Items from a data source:
##########

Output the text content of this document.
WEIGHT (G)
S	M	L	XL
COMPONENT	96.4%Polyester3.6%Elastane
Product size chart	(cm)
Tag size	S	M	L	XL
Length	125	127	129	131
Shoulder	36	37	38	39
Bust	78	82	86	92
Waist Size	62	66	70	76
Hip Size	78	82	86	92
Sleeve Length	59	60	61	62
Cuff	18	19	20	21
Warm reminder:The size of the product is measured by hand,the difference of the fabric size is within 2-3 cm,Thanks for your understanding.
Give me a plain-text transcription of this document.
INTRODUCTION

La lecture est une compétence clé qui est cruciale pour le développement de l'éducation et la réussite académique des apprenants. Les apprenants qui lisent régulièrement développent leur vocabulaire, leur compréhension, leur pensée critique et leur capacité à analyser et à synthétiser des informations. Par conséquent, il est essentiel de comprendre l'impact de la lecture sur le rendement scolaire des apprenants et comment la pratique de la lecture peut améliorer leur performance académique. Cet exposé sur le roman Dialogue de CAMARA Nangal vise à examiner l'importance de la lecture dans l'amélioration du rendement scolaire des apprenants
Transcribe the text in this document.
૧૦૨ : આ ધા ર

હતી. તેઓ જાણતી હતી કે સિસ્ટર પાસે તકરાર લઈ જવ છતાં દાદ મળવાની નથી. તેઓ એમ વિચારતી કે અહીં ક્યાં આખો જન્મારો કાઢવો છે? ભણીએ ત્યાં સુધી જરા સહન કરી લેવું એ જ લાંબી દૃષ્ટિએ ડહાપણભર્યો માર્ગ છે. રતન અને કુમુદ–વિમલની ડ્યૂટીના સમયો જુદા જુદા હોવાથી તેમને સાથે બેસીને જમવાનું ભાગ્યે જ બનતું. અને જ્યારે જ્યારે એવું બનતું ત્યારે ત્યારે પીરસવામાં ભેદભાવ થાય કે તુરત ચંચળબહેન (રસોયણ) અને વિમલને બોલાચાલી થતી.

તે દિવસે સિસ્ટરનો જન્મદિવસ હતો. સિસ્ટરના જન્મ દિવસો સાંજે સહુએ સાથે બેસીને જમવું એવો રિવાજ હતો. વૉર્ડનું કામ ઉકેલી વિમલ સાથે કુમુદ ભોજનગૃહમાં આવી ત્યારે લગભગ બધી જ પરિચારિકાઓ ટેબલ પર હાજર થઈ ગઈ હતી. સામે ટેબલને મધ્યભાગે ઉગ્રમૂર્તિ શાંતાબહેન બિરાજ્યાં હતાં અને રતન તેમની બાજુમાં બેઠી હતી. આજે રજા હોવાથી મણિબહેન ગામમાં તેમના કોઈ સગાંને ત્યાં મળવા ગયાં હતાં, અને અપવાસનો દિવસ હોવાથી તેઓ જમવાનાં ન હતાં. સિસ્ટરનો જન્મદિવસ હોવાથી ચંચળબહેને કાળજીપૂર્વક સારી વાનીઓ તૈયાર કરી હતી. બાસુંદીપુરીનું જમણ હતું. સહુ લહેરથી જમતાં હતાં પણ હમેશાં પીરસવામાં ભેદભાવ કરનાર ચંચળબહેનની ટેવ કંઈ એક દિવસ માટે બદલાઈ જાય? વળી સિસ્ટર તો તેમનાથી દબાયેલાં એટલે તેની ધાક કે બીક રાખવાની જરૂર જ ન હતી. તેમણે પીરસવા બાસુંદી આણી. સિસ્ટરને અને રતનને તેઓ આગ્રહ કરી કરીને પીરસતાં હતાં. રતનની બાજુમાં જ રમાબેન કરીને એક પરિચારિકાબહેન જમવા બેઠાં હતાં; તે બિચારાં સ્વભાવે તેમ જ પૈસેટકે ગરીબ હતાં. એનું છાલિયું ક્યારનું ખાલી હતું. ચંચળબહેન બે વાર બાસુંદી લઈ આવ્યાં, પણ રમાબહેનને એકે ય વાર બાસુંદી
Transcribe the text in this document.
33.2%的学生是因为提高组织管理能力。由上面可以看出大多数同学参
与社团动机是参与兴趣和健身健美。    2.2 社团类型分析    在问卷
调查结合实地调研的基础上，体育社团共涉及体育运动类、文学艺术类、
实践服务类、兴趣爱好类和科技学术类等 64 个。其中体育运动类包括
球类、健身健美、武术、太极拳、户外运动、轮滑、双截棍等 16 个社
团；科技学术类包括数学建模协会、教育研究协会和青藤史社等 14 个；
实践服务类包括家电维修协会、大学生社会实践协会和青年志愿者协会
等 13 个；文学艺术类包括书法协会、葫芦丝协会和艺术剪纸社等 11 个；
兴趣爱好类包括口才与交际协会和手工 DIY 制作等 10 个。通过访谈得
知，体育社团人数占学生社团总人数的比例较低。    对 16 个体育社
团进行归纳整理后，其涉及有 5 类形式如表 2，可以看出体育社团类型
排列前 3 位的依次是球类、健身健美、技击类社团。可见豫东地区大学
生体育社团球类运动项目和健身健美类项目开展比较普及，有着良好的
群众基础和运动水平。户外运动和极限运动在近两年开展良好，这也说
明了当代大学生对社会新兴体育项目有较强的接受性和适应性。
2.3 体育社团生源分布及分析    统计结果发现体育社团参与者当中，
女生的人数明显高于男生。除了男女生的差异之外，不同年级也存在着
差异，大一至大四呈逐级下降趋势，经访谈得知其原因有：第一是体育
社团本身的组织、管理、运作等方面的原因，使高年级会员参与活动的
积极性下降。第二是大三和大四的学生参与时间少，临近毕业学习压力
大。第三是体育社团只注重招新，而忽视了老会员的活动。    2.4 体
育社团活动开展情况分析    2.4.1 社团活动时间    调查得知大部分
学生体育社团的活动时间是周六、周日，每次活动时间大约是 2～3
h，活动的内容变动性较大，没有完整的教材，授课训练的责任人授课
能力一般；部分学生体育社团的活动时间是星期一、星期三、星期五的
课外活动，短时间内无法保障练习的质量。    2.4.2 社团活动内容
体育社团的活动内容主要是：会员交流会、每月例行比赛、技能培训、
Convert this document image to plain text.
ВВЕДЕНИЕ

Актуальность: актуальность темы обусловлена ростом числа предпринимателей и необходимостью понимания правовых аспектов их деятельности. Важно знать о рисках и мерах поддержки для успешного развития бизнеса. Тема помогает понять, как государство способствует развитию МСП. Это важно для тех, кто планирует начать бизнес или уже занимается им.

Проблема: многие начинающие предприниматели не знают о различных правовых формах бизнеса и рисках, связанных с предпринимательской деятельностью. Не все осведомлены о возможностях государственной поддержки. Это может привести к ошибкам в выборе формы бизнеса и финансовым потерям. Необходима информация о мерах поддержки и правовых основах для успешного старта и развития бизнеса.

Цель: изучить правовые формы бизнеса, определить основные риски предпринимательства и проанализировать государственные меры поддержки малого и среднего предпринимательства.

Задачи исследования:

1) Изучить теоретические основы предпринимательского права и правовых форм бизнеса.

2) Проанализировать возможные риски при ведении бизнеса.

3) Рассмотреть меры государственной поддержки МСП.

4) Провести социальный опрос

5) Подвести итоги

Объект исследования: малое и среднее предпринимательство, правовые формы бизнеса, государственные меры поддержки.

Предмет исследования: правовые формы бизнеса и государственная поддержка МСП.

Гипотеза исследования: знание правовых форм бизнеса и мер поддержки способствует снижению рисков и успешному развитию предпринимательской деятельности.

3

##########

Locate each line with the word "text" and copy it.

Output of the task:
Output the text content of this document.
Give me a plain-text transcription of this document.
Transcribe the text in this document.
Transcribe the text in this document.
Convert this document image to plain text.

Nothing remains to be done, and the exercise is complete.